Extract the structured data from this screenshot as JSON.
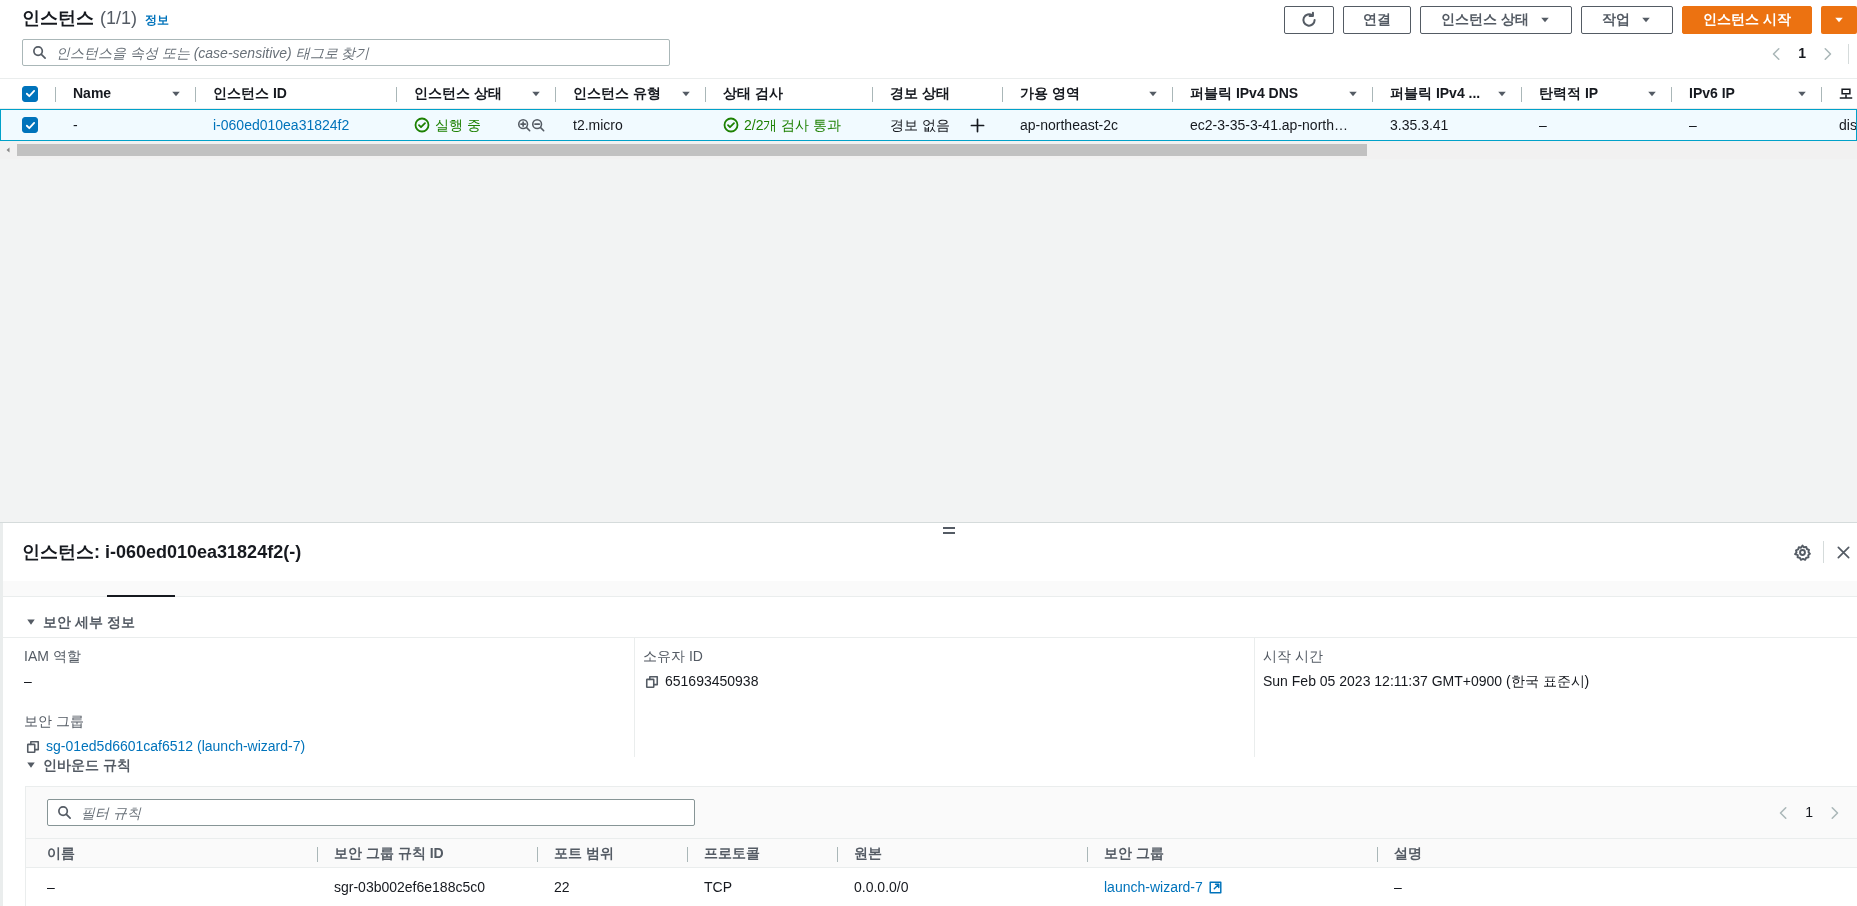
{
  "instances": {
    "title": "인스턴스",
    "count": "(1/1)",
    "info_link": "정보",
    "buttons": [
      {
        "kind": "refresh"
      },
      {
        "kind": "plain",
        "label": "연결"
      },
      {
        "kind": "dropdown",
        "label": "인스턴스 상태"
      },
      {
        "kind": "dropdown",
        "label": "작업"
      },
      {
        "kind": "primary",
        "label": "인스턴스 시작"
      },
      {
        "kind": "primary-caret"
      }
    ],
    "search": {
      "placeholder": "인스턴스을 속성 또는 (case-sensitive) 태그로 찾기"
    },
    "page": "1",
    "table": {
      "all_checked": true,
      "columns": [
        {
          "label": "Name",
          "filter": true
        },
        {
          "label": "인스턴스 ID",
          "filter": false
        },
        {
          "label": "인스턴스 상태",
          "filter": true
        },
        {
          "label": "인스턴스 유형",
          "filter": true
        },
        {
          "label": "상태 검사",
          "filter": false
        },
        {
          "label": "경보 상태",
          "filter": false
        },
        {
          "label": "가용 영역",
          "filter": true
        },
        {
          "label": "퍼블릭 IPv4 DNS",
          "filter": true
        },
        {
          "label": "퍼블릭 IPv4 ...",
          "filter": true
        },
        {
          "label": "탄력적 IP",
          "filter": true
        },
        {
          "label": "IPv6 IP",
          "filter": true
        },
        {
          "label": "모"
        }
      ],
      "rows": [
        {
          "checked": true,
          "selected": true,
          "cells": [
            {
              "kind": "text",
              "text": "-"
            },
            {
              "kind": "link",
              "text": "i-060ed010ea31824f2"
            },
            {
              "kind": "state",
              "text": "실행 중"
            },
            {
              "kind": "text",
              "text": "t2.micro"
            },
            {
              "kind": "check",
              "text": "2/2개 검사 통과"
            },
            {
              "kind": "alarm",
              "text": "경보 없음"
            },
            {
              "kind": "text",
              "text": "ap-northeast-2c"
            },
            {
              "kind": "text",
              "text": "ec2-3-35-3-41.ap-north…"
            },
            {
              "kind": "text",
              "text": "3.35.3.41"
            },
            {
              "kind": "text",
              "text": "–"
            },
            {
              "kind": "text",
              "text": "–"
            },
            {
              "kind": "text",
              "text": "dis"
            }
          ]
        }
      ]
    }
  },
  "details": {
    "title": "인스턴스: i-060ed010ea31824f2(-)",
    "security": {
      "title": "보안 세부 정보",
      "expanded": true,
      "columns": [
        [
          {
            "label": "IAM 역할",
            "kind": "text",
            "value": "–"
          },
          {
            "label": "보안 그룹",
            "kind": "copy-link",
            "value": "sg-01ed5d6601caf6512 (launch-wizard-7)"
          }
        ],
        [
          {
            "label": "소유자 ID",
            "kind": "copy",
            "value": "651693450938"
          }
        ],
        [
          {
            "label": "시작 시간",
            "kind": "text",
            "value": "Sun Feb 05 2023 12:11:37 GMT+0900 (한국 표준시)"
          }
        ]
      ]
    },
    "inbound": {
      "title": "인바운드 규칙",
      "expanded": true,
      "filter_placeholder": "필터 규칙",
      "page": "1",
      "columns": [
        "이름",
        "보안 그룹 규칙 ID",
        "포트 범위",
        "프로토콜",
        "원본",
        "보안 그룹",
        "설명"
      ],
      "rows": [
        [
          {
            "kind": "text",
            "text": "–"
          },
          {
            "kind": "text",
            "text": "sgr-03b002ef6e188c5c0"
          },
          {
            "kind": "text",
            "text": "22"
          },
          {
            "kind": "text",
            "text": "TCP"
          },
          {
            "kind": "text",
            "text": "0.0.0.0/0"
          },
          {
            "kind": "external",
            "text": "launch-wizard-7"
          },
          {
            "kind": "text",
            "text": "–"
          }
        ]
      ]
    }
  }
}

WRITTEN INSTRUCTION
Look through the entries above for the word "title". Copy every line where it shows up.

SOLUTION TO THIS TASK
    "title": "인스턴스",
    "title": "인스턴스: i-060ed010ea31824f2(-)",
      "title": "보안 세부 정보",
      "title": "인바운드 규칙",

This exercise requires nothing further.